Skip the images and copy each record exactly as written.

_Collected data entries_
....
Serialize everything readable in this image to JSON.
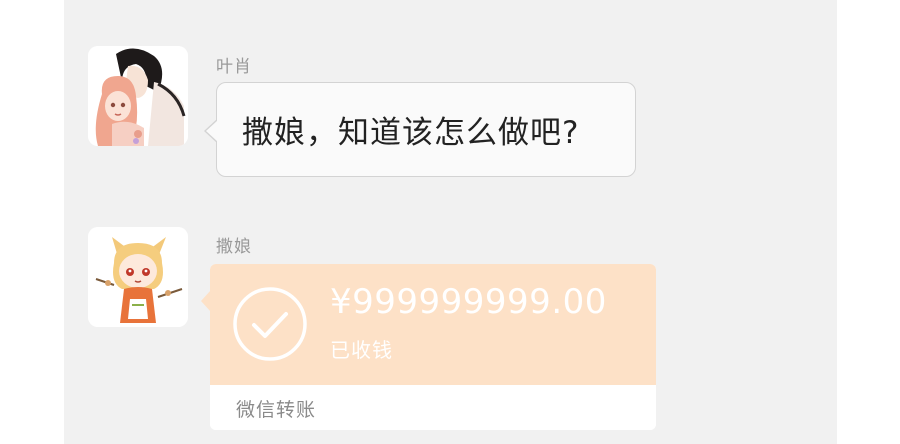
{
  "messages": [
    {
      "sender": "叶肖",
      "avatar_icon": "anime-couple-avatar",
      "type": "text",
      "text": "撒娘，知道该怎么做吧?"
    },
    {
      "sender": "撒娘",
      "avatar_icon": "chibi-fox-girl-avatar",
      "type": "transfer",
      "amount": "¥999999999.00",
      "status": "已收钱",
      "label": "微信转账",
      "icon": "check-circle-icon"
    }
  ],
  "colors": {
    "background": "#f1f1f1",
    "transfer_orange": "#fde1c7",
    "bubble": "#fafafa"
  }
}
....
_Exercise response_
Serialize everything readable in this image to JSON.
{
  "messages": [
    {
      "sender": "叶肖",
      "avatar_icon": "anime-couple-avatar",
      "type": "text",
      "text": "撒娘，知道该怎么做吧?"
    },
    {
      "sender": "撒娘",
      "avatar_icon": "chibi-fox-girl-avatar",
      "type": "transfer",
      "amount": "¥999999999.00",
      "status": "已收钱",
      "label": "微信转账",
      "icon": "check-circle-icon"
    }
  ],
  "colors": {
    "background": "#f1f1f1",
    "transfer_orange": "#fde1c7",
    "bubble": "#fafafa"
  }
}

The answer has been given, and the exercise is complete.